-- WHAT THE TASK REQUIRES --
Within the records below, find each line that holds the string "Значение", then copy it.

-- ITEMS --
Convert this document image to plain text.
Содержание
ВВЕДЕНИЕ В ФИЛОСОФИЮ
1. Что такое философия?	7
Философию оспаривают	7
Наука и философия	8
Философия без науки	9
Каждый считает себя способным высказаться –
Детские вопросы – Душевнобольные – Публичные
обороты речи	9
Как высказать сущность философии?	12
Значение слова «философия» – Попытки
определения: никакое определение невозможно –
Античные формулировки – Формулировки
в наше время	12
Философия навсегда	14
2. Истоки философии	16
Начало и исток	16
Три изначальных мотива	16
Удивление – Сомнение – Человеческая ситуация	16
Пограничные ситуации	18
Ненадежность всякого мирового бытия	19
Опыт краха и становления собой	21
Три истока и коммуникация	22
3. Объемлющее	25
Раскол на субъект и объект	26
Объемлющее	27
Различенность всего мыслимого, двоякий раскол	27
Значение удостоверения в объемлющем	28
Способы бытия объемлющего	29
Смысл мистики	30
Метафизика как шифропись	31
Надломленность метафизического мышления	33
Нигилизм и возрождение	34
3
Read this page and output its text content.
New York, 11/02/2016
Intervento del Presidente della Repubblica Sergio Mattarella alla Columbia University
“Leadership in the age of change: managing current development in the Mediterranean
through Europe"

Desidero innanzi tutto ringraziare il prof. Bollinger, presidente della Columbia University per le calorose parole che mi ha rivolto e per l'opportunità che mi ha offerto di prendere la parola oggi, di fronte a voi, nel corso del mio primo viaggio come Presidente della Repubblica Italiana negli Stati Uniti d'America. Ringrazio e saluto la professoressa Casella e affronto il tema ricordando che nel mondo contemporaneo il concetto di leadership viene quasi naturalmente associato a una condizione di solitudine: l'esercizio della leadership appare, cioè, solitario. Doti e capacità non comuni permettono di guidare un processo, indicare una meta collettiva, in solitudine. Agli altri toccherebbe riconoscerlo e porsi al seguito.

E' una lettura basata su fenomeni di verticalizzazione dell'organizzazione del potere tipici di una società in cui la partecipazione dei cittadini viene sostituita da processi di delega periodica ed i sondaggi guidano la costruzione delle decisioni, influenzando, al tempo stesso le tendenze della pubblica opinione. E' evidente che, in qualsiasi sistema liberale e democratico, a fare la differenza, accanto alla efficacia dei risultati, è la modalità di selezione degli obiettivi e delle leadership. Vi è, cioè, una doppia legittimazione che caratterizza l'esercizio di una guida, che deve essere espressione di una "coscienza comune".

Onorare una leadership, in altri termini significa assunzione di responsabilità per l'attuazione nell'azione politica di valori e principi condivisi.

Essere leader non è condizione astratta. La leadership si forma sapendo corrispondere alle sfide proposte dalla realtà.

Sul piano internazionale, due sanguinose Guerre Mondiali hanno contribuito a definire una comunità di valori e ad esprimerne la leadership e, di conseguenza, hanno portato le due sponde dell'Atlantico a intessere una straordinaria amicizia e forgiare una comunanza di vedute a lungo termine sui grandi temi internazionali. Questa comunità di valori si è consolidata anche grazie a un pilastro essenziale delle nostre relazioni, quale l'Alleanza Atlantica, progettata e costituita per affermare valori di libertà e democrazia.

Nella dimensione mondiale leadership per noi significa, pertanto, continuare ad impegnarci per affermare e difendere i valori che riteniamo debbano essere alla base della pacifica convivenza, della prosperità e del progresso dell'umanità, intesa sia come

-- OUTPUT FOR THIS TASK --
Значение слова «философия» – Попытки
Значение удостоверения в объемлющем	28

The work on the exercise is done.